WORKING DATA:
++++++++++++++++++++

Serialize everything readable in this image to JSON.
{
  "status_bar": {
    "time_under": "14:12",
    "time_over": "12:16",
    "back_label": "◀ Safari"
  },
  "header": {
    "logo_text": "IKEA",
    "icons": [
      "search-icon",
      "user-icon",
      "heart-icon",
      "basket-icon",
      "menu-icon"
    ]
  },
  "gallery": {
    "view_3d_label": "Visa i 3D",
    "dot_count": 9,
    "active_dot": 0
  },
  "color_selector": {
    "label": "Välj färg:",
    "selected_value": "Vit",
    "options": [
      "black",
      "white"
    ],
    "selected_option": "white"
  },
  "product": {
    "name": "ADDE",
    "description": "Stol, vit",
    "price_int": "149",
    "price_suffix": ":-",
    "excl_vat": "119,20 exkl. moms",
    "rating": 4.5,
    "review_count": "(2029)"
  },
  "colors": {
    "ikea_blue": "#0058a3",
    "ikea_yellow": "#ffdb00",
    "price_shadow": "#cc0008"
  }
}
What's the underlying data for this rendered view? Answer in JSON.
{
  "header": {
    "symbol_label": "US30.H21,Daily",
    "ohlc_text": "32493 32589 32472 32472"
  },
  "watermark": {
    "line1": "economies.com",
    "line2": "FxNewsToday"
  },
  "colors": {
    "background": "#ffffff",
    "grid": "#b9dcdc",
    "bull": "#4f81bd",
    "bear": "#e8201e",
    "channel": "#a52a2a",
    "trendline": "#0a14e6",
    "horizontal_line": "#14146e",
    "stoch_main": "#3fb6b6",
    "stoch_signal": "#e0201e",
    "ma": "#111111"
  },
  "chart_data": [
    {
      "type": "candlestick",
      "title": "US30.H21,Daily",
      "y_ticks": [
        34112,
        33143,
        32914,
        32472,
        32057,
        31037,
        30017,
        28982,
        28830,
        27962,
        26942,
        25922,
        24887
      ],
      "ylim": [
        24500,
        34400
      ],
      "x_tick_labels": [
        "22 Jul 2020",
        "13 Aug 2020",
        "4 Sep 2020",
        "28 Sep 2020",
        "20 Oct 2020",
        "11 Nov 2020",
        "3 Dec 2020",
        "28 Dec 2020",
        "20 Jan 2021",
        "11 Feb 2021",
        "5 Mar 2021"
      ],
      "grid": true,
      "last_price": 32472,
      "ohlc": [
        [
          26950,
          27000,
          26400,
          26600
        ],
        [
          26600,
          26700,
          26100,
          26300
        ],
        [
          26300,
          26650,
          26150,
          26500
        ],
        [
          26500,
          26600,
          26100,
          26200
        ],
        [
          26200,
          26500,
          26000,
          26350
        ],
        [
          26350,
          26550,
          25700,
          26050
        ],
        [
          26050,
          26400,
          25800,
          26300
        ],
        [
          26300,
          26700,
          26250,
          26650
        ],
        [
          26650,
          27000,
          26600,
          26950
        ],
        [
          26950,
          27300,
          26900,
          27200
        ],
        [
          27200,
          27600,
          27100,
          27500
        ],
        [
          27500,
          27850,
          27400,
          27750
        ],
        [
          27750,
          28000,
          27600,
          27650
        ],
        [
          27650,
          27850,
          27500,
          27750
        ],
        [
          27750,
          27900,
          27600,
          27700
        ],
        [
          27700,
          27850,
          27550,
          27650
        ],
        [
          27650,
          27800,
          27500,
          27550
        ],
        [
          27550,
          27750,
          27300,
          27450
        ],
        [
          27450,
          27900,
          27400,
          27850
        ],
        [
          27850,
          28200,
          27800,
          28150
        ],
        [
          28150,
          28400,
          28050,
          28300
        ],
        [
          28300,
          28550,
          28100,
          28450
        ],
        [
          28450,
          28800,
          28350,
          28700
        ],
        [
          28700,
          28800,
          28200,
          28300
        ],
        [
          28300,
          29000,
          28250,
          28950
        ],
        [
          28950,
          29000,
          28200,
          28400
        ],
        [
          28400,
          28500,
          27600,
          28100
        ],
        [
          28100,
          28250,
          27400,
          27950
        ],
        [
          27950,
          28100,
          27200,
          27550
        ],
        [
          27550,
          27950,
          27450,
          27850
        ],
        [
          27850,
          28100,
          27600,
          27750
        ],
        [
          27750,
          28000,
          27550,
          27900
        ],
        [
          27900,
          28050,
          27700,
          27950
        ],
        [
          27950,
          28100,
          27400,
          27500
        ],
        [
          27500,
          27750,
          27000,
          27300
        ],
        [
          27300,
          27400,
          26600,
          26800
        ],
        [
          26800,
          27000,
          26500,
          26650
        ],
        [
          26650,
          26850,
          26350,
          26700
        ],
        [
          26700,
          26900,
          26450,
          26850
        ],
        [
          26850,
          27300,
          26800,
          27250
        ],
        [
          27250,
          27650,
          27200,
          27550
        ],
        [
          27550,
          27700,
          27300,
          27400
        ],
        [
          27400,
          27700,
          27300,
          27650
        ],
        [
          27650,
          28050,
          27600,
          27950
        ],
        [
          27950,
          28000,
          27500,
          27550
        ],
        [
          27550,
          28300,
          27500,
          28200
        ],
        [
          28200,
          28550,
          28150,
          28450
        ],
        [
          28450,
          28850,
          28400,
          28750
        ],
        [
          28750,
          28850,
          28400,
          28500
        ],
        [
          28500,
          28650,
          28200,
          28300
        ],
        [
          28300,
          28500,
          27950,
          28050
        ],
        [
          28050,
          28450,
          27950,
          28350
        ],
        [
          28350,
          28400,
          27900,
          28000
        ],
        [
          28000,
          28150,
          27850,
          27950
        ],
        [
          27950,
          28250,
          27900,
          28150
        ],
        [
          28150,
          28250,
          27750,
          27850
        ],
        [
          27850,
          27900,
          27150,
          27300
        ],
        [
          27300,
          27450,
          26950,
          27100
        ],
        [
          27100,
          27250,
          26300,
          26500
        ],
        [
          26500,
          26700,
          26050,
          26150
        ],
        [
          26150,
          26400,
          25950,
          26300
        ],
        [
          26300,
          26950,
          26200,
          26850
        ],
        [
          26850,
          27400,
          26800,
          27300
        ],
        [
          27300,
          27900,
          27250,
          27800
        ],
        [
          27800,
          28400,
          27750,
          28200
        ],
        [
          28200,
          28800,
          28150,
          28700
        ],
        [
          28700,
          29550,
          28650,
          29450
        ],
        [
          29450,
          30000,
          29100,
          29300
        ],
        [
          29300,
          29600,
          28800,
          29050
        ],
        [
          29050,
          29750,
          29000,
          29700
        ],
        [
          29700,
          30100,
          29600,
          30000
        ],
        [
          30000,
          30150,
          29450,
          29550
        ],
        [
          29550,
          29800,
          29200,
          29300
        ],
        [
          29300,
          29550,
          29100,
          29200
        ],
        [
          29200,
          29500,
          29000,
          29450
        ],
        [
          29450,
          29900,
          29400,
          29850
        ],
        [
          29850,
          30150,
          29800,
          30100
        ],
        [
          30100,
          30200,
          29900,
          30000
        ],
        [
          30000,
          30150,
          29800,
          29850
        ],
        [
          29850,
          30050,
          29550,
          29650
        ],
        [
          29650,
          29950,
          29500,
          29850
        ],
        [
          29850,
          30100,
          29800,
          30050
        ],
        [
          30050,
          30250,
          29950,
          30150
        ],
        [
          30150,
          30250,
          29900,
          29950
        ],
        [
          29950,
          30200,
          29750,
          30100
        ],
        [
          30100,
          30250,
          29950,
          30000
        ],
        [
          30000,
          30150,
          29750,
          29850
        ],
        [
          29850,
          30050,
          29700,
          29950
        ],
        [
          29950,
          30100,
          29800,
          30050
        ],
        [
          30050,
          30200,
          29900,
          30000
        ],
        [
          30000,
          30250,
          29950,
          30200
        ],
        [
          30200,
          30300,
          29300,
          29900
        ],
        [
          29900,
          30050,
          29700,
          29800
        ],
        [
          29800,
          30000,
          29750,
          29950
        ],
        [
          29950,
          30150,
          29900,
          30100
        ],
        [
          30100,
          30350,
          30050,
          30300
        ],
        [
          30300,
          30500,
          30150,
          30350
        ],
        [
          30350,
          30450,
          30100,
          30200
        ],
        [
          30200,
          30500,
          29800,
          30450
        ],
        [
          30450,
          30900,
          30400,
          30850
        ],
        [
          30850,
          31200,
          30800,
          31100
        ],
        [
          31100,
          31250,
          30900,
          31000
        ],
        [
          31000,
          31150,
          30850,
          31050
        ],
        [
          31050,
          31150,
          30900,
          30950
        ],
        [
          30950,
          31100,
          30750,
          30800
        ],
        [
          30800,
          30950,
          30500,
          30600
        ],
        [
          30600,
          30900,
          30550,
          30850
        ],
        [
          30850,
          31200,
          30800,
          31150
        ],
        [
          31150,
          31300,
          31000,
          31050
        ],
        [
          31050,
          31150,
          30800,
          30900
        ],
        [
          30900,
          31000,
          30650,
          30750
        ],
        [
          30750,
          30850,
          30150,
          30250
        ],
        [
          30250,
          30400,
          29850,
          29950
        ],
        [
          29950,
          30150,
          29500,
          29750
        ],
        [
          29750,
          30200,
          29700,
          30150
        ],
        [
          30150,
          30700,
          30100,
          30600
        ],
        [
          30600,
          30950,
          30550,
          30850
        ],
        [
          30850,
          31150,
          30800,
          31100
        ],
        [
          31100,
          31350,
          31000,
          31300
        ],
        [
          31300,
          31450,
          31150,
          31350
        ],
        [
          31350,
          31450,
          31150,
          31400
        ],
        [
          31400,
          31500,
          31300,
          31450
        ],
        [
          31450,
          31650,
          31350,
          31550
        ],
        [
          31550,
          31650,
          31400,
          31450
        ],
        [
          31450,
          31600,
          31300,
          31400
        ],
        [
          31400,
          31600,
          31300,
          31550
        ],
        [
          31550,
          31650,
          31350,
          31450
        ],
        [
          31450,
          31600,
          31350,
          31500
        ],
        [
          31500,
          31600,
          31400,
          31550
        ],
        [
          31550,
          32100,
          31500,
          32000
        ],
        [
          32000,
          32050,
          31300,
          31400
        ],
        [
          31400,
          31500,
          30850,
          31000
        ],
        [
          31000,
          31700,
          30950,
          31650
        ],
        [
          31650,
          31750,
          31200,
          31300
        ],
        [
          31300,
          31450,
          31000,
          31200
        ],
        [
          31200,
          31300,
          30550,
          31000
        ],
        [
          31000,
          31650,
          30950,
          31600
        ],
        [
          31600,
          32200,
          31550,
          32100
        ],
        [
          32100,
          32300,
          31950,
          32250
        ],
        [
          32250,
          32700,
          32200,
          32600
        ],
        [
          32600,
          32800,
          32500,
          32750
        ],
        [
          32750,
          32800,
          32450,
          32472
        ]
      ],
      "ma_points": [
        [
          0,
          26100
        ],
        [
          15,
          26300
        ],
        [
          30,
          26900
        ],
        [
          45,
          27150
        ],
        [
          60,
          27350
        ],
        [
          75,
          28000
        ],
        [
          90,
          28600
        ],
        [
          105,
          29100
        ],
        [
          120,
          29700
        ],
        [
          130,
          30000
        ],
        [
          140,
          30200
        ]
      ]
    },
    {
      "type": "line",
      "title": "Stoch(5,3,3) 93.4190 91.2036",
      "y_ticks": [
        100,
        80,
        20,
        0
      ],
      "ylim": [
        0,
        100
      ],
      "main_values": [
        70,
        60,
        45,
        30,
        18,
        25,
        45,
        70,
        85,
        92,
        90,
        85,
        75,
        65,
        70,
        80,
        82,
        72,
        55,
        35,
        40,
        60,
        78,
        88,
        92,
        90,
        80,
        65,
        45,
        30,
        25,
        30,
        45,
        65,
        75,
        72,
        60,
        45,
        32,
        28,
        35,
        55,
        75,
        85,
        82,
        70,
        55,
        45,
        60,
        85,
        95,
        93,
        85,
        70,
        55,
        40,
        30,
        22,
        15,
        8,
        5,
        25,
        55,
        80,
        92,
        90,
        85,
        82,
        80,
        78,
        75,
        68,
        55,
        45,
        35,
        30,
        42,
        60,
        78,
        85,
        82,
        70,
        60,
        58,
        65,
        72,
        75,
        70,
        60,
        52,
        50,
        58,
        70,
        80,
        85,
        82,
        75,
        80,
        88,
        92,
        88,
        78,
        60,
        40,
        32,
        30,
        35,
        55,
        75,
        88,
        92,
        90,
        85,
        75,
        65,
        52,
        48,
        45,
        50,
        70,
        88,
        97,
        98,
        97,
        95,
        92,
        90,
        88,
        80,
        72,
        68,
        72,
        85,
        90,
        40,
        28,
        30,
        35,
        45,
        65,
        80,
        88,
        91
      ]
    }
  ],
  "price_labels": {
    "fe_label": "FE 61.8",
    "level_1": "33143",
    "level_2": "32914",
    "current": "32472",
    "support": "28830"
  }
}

++++++++++++++++++++

BRIEF: Tell how many lines in the material above include the word "title", giving the number only.

WRITTEN REPLY: 2